● **Directions for this task**: Leave out the pictures and copy each record below exactly.

● **Extracted information**:
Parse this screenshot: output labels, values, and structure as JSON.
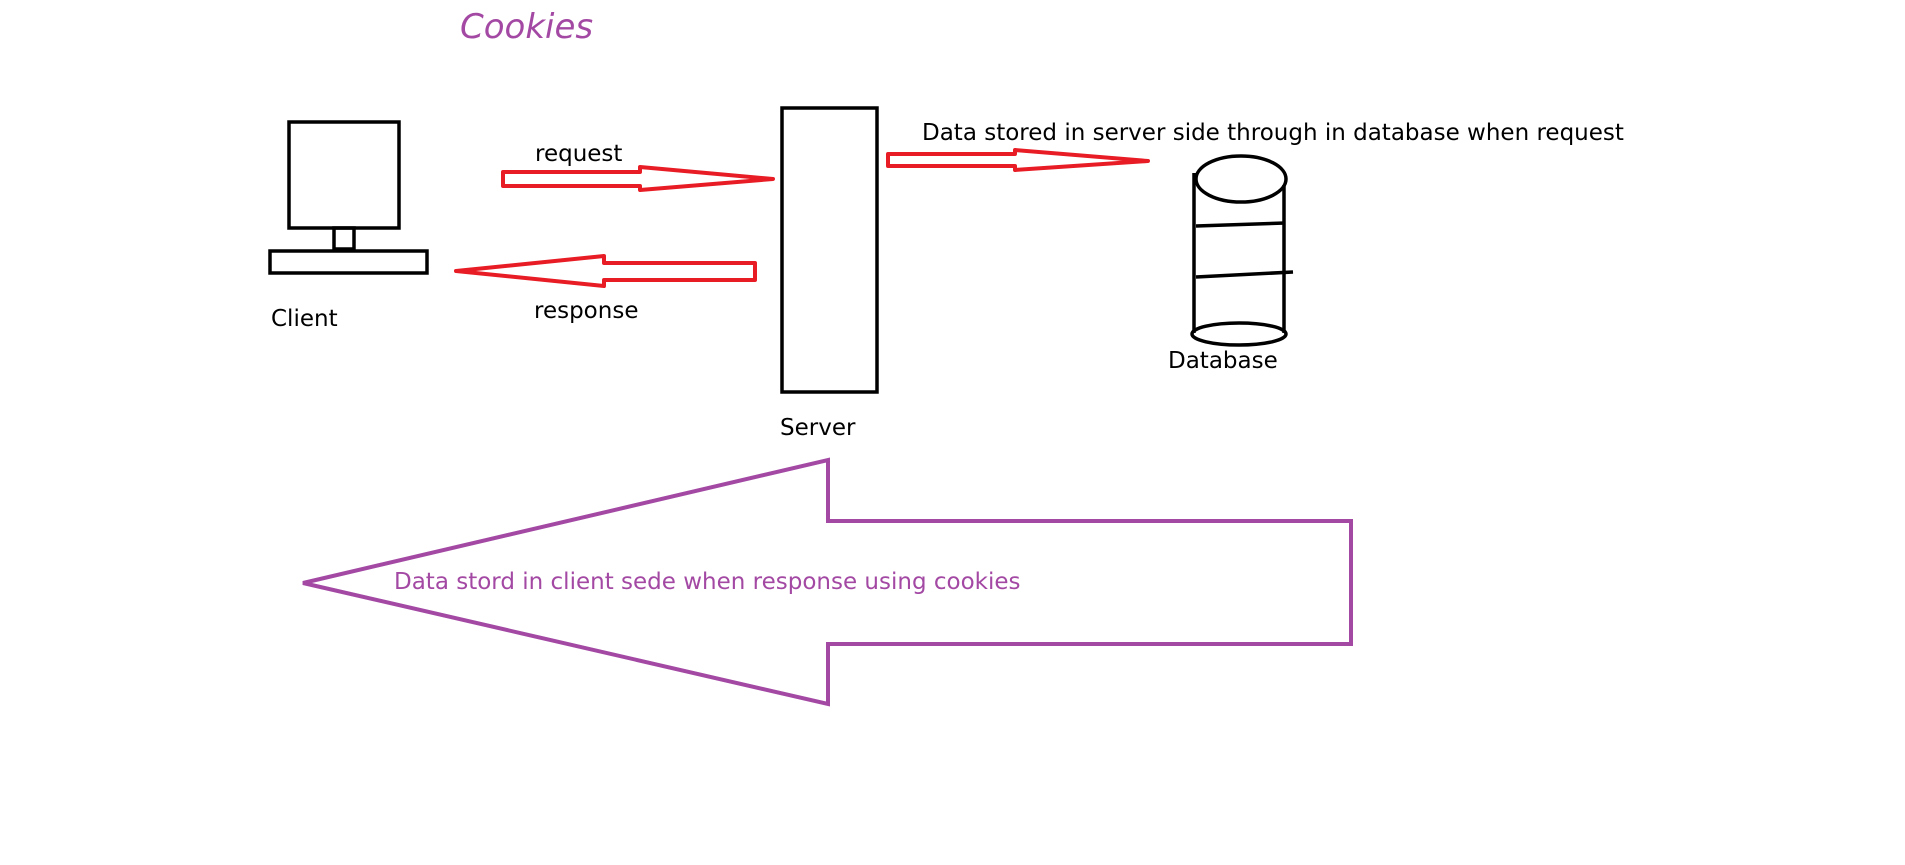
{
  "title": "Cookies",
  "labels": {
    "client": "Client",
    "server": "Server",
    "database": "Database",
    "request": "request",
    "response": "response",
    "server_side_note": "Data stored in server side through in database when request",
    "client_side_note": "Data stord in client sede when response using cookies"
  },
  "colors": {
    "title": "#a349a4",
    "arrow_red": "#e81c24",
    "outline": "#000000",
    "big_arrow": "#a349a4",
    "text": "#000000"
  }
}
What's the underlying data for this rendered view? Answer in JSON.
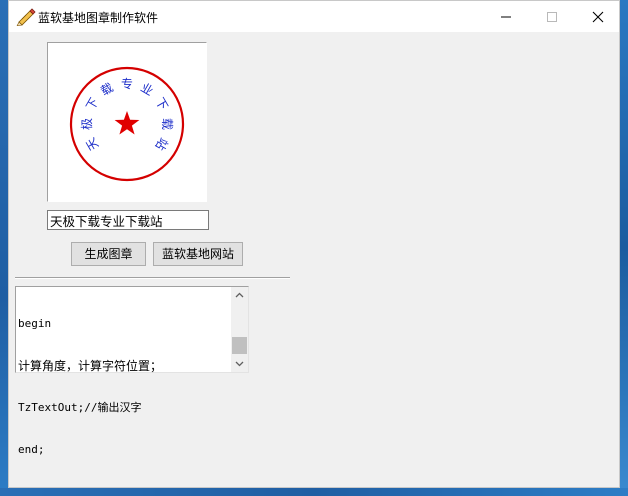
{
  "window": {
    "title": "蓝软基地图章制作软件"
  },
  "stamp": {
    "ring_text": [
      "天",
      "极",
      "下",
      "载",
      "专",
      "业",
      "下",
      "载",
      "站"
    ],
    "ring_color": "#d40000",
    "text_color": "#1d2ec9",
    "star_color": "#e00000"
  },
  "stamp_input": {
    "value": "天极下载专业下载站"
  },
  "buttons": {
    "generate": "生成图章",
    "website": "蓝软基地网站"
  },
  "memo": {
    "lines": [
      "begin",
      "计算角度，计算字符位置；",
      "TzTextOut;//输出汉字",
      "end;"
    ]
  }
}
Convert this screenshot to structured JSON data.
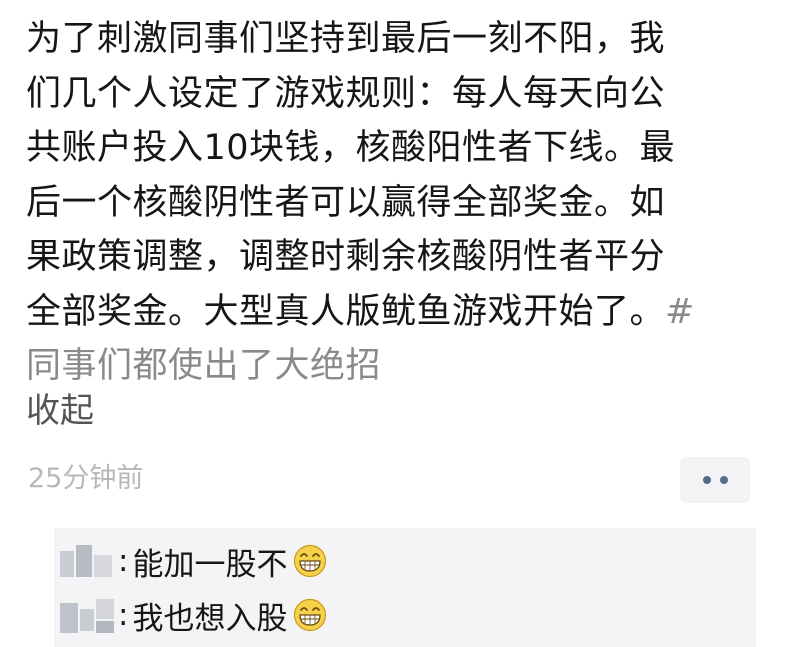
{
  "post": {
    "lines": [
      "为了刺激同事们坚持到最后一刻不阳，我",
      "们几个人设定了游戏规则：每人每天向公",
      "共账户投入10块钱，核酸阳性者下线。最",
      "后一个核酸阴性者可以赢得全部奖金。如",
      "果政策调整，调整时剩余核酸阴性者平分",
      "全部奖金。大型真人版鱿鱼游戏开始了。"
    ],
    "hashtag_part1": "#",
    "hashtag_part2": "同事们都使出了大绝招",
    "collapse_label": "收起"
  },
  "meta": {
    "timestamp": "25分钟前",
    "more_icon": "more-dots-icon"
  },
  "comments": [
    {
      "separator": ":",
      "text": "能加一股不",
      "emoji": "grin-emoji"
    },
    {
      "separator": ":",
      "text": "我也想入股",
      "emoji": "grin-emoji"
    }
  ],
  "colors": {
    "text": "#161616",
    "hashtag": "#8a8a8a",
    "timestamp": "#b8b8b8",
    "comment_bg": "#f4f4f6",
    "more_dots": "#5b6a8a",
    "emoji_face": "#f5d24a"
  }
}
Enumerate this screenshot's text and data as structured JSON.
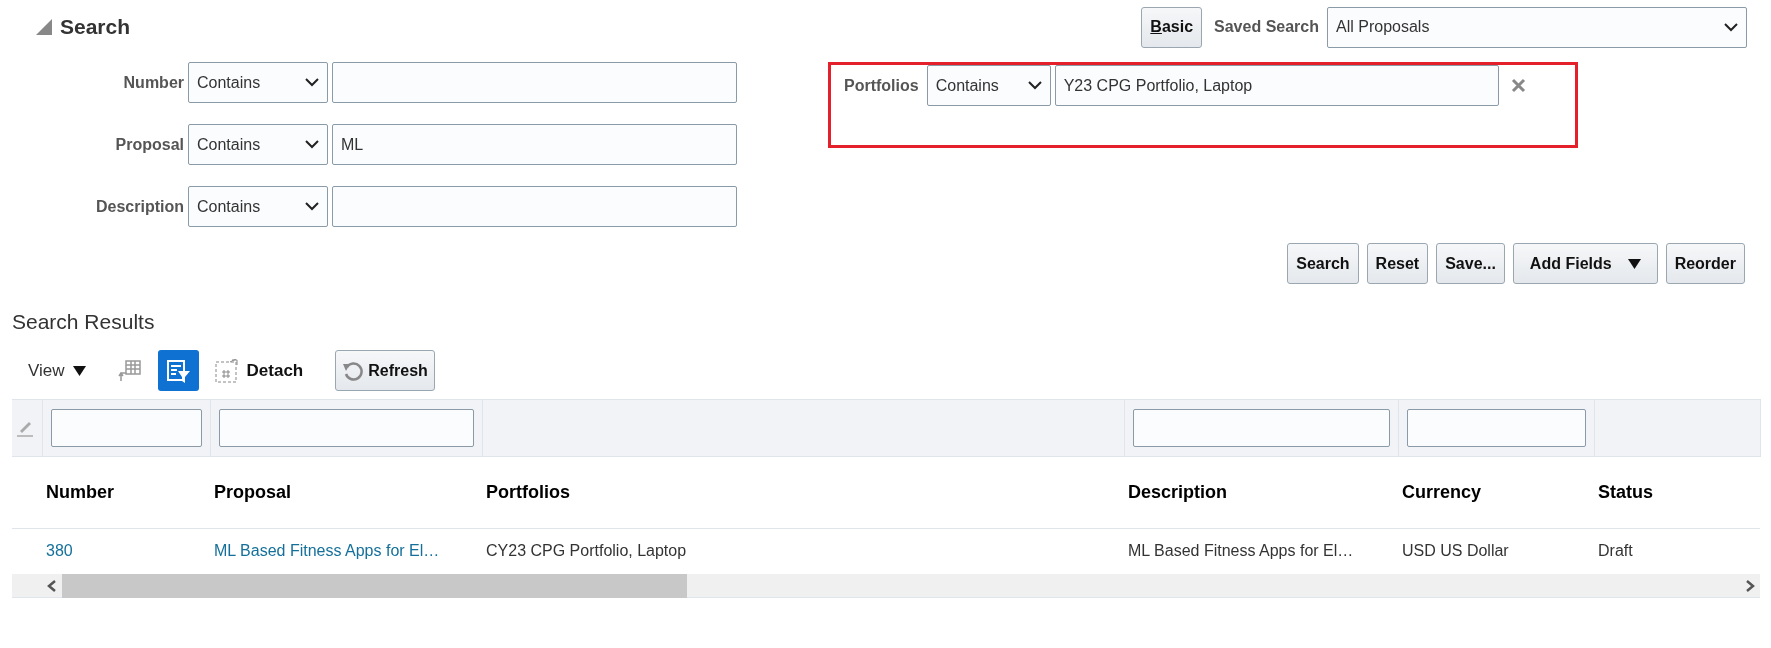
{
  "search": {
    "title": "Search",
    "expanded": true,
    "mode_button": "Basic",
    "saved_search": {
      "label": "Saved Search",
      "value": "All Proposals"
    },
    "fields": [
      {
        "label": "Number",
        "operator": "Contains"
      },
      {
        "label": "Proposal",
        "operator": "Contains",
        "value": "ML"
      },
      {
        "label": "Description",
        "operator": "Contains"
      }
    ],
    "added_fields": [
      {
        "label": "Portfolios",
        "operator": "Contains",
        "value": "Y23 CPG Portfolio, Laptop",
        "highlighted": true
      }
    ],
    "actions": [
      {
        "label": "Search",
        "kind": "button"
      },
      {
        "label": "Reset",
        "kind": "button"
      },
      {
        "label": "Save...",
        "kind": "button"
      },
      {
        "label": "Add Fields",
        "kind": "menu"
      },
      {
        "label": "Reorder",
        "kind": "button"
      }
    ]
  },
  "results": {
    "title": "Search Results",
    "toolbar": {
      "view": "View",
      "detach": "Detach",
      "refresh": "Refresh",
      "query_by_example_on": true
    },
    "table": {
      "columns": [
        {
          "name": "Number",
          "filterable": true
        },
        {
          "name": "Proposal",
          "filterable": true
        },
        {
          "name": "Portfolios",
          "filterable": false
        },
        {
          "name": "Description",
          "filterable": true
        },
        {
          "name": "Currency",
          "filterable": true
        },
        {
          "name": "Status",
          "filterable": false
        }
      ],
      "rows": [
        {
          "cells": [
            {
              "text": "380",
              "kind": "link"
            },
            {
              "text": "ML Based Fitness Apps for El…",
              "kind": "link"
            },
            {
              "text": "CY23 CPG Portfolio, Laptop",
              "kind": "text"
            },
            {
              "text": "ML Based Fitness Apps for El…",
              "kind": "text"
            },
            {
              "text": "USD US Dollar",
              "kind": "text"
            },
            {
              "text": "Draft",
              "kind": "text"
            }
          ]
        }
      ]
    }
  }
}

● **Exercise solution**:
Parse this screenshot: output labels, values, and structure as JSON.
{
  "title": "Cookies",
  "labels": {
    "client": "Client",
    "server": "Server",
    "database": "Database",
    "request": "request",
    "response": "response",
    "server_side_note": "Data stored in server side through in database when request",
    "client_side_note": "Data stord in client sede when response using cookies"
  },
  "colors": {
    "title": "#a349a4",
    "arrow_red": "#e81c24",
    "outline": "#000000",
    "big_arrow": "#a349a4",
    "text": "#000000"
  }
}
What's the underlying data for this rendered view? Answer in JSON.
{
  "window": {
    "title": "蓝软基地图章制作软件"
  },
  "stamp": {
    "ring_text": [
      "天",
      "极",
      "下",
      "载",
      "专",
      "业",
      "下",
      "载",
      "站"
    ],
    "ring_color": "#d40000",
    "text_color": "#1d2ec9",
    "star_color": "#e00000"
  },
  "stamp_input": {
    "value": "天极下载专业下载站"
  },
  "buttons": {
    "generate": "生成图章",
    "website": "蓝软基地网站"
  },
  "memo": {
    "lines": [
      "begin",
      "计算角度，计算字符位置；",
      "TzTextOut;//输出汉字",
      "end;"
    ]
  }
}
Convert this screenshot to structured JSON data.
{
  "post": {
    "lines": [
      "为了刺激同事们坚持到最后一刻不阳，我",
      "们几个人设定了游戏规则：每人每天向公",
      "共账户投入10块钱，核酸阳性者下线。最",
      "后一个核酸阴性者可以赢得全部奖金。如",
      "果政策调整，调整时剩余核酸阴性者平分",
      "全部奖金。大型真人版鱿鱼游戏开始了。"
    ],
    "hashtag_part1": "#",
    "hashtag_part2": "同事们都使出了大绝招",
    "collapse_label": "收起"
  },
  "meta": {
    "timestamp": "25分钟前",
    "more_icon": "more-dots-icon"
  },
  "comments": [
    {
      "separator": ":",
      "text": "能加一股不",
      "emoji": "grin-emoji"
    },
    {
      "separator": ":",
      "text": "我也想入股",
      "emoji": "grin-emoji"
    }
  ],
  "colors": {
    "text": "#161616",
    "hashtag": "#8a8a8a",
    "timestamp": "#b8b8b8",
    "comment_bg": "#f4f4f6",
    "more_dots": "#5b6a8a",
    "emoji_face": "#f5d24a"
  }
}
Enumerate this screenshot's text and data as structured JSON.
{
  "search": {
    "title": "Search",
    "expanded": true,
    "mode_button": "Basic",
    "saved_search": {
      "label": "Saved Search",
      "value": "All Proposals"
    },
    "fields": [
      {
        "label": "Number",
        "operator": "Contains"
      },
      {
        "label": "Proposal",
        "operator": "Contains",
        "value": "ML"
      },
      {
        "label": "Description",
        "operator": "Contains"
      }
    ],
    "added_fields": [
      {
        "label": "Portfolios",
        "operator": "Contains",
        "value": "Y23 CPG Portfolio, Laptop",
        "highlighted": true
      }
    ],
    "actions": [
      {
        "label": "Search",
        "kind": "button"
      },
      {
        "label": "Reset",
        "kind": "button"
      },
      {
        "label": "Save...",
        "kind": "button"
      },
      {
        "label": "Add Fields",
        "kind": "menu"
      },
      {
        "label": "Reorder",
        "kind": "button"
      }
    ]
  },
  "results": {
    "title": "Search Results",
    "toolbar": {
      "view": "View",
      "detach": "Detach",
      "refresh": "Refresh",
      "query_by_example_on": true
    },
    "table": {
      "columns": [
        {
          "name": "Number",
          "filterable": true
        },
        {
          "name": "Proposal",
          "filterable": true
        },
        {
          "name": "Portfolios",
          "filterable": false
        },
        {
          "name": "Description",
          "filterable": true
        },
        {
          "name": "Currency",
          "filterable": true
        },
        {
          "name": "Status",
          "filterable": false
        }
      ],
      "rows": [
        {
          "cells": [
            {
              "text": "380",
              "kind": "link"
            },
            {
              "text": "ML Based Fitness Apps for El…",
              "kind": "link"
            },
            {
              "text": "CY23 CPG Portfolio, Laptop",
              "kind": "text"
            },
            {
              "text": "ML Based Fitness Apps for El…",
              "kind": "text"
            },
            {
              "text": "USD US Dollar",
              "kind": "text"
            },
            {
              "text": "Draft",
              "kind": "text"
            }
          ]
        }
      ]
    }
  }
}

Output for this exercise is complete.